(Records excerpted from a collection)
_ _ _ _ _

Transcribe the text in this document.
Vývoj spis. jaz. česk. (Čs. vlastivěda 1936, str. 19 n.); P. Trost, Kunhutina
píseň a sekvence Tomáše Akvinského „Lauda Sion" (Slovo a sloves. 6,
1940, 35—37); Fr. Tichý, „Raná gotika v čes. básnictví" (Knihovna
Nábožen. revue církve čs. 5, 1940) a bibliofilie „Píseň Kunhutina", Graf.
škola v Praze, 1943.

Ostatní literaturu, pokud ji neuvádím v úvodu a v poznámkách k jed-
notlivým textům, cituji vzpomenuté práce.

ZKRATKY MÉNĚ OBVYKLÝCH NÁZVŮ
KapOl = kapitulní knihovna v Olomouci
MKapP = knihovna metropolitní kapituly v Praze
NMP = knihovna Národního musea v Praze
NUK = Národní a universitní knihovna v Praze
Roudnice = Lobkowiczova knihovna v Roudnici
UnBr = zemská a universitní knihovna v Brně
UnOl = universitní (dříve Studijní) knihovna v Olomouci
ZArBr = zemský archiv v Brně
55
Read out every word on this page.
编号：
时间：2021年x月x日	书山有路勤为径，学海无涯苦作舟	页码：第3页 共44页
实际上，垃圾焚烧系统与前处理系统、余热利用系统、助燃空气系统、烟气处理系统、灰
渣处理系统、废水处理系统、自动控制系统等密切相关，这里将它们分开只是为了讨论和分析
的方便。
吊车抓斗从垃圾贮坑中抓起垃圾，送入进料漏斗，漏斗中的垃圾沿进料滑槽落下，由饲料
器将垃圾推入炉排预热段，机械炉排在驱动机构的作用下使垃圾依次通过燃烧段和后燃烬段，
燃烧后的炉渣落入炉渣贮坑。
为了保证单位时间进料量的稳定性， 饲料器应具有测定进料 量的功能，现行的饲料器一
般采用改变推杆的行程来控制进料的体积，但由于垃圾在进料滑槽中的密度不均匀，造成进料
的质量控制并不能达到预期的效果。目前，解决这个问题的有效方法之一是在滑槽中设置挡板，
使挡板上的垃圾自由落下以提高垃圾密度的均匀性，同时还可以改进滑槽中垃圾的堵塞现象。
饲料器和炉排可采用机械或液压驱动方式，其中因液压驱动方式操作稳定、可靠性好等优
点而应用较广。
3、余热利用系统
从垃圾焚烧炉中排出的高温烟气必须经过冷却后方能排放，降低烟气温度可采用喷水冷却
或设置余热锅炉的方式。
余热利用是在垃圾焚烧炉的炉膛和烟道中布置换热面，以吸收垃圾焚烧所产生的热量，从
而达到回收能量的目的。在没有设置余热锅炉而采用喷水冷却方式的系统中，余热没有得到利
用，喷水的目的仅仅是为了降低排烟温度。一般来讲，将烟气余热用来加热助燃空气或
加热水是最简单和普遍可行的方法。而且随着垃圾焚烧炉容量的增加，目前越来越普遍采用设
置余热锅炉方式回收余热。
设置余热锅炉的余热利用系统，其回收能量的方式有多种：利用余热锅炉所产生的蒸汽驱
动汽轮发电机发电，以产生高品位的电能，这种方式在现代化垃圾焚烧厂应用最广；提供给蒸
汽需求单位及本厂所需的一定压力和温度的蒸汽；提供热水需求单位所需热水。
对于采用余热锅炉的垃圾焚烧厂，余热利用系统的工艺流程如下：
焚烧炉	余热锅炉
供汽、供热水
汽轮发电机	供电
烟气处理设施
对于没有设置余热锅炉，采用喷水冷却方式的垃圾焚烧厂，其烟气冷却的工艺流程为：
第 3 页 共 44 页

_ _ _ _ _

> Exercise directions
Which lines hold the string "Brně"? Copy all of them from the data above.

> Task answer
UnBr = zemská a universitní knihovna v Brně
ZArBr = zemský archiv v Brně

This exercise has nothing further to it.